PROBLEM REQUIREMENTS: An exact reproduction of the records is required, with all images left out.

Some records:
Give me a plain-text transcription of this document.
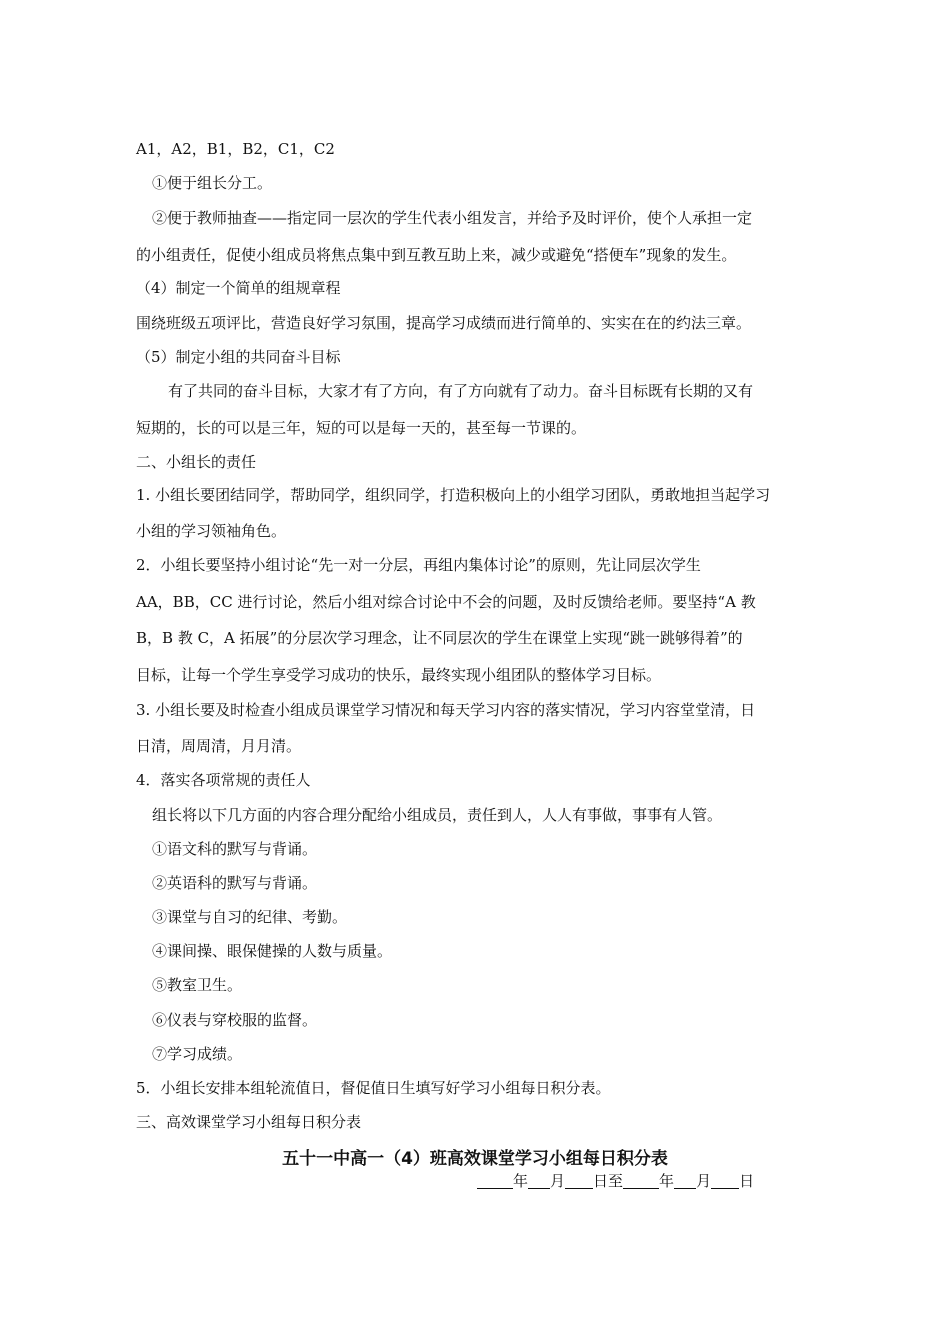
A1，A2，B1，B2，C1，C2
①便于组长分工。
②便于教师抽查——指定同一层次的学生代表小组发言，并给予及时评价，使个人承担一定
的小组责任，促使小组成员将焦点集中到互教互助上来，减少或避免“搭便车”现象的发生。
（4）制定一个简单的组规章程
围绕班级五项评比，营造良好学习氛围，提高学习成绩而进行简单的、实实在在的约法三章。
（5）制定小组的共同奋斗目标
有了共同的奋斗目标，大家才有了方向，有了方向就有了动力。奋斗目标既有长期的又有
短期的，长的可以是三年，短的可以是每一天的，甚至每一节课的。
二、小组长的责任
1. 小组长要团结同学，帮助同学，组织同学，打造积极向上的小组学习团队，勇敢地担当起学习
小组的学习领袖角色。
2．小组长要坚持小组讨论“先一对一分层，再组内集体讨论”的原则，先让同层次学生
AA，BB，CC 进行讨论，然后小组对综合讨论中不会的问题，及时反馈给老师。要坚持“A 教
B，B 教 C，A 拓展”的分层次学习理念，让不同层次的学生在课堂上实现“跳一跳够得着”的
目标，让每一个学生享受学习成功的快乐，最终实现小组团队的整体学习目标。
3. 小组长要及时检查小组成员课堂学习情况和每天学习内容的落实情况，学习内容堂堂清，日
日清，周周清，月月清。
4．落实各项常规的责任人
组长将以下几方面的内容合理分配给小组成员，责任到人，人人有事做，事事有人管。
①语文科的默写与背诵。
②英语科的默写与背诵。
③课堂与自习的纪律、考勤。
④课间操、眼保健操的人数与质量。
⑤教室卫生。
⑥仪表与穿校服的监督。
⑦学习成绩。
5．小组长安排本组轮流值日，督促值日生填写好学习小组每日积分表。
三、高效课堂学习小组每日积分表
五十一中高一（4）班高效课堂学习小组每日积分表
年 月 日至 年 月 日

PROBLEM SOLUTION:
Give me a plain-text transcription of this document.
A1，A2，B1，B2，C1，C2
①便于组长分工。
②便于教师抽查——指定同一层次的学生代表小组发言，并给予及时评价，使个人承担一定
的小组责任，促使小组成员将焦点集中到互教互助上来，减少或避免“搭便车”现象的发生。
（4）制定一个简单的组规章程
围绕班级五项评比，营造良好学习氛围，提高学习成绩而进行简单的、实实在在的约法三章。
（5）制定小组的共同奋斗目标
有了共同的奋斗目标，大家才有了方向，有了方向就有了动力。奋斗目标既有长期的又有
短期的，长的可以是三年，短的可以是每一天的，甚至每一节课的。
二、小组长的责任
1. 小组长要团结同学，帮助同学，组织同学，打造积极向上的小组学习团队，勇敢地担当起学习
小组的学习领袖角色。
2．小组长要坚持小组讨论“先一对一分层，再组内集体讨论”的原则，先让同层次学生
AA，BB，CC 进行讨论，然后小组对综合讨论中不会的问题，及时反馈给老师。要坚持“A 教
B，B 教 C，A 拓展”的分层次学习理念，让不同层次的学生在课堂上实现“跳一跳够得着”的
目标，让每一个学生享受学习成功的快乐，最终实现小组团队的整体学习目标。
3. 小组长要及时检查小组成员课堂学习情况和每天学习内容的落实情况，学习内容堂堂清，日
日清，周周清，月月清。
4．落实各项常规的责任人
组长将以下几方面的内容合理分配给小组成员，责任到人，人人有事做，事事有人管。
①语文科的默写与背诵。
②英语科的默写与背诵。
③课堂与自习的纪律、考勤。
④课间操、眼保健操的人数与质量。
⑤教室卫生。
⑥仪表与穿校服的监督。
⑦学习成绩。
5．小组长安排本组轮流值日，督促值日生填写好学习小组每日积分表。
三、高效课堂学习小组每日积分表
五十一中高一（4）班高效课堂学习小组每日积分表
年 月 日至 年 月 日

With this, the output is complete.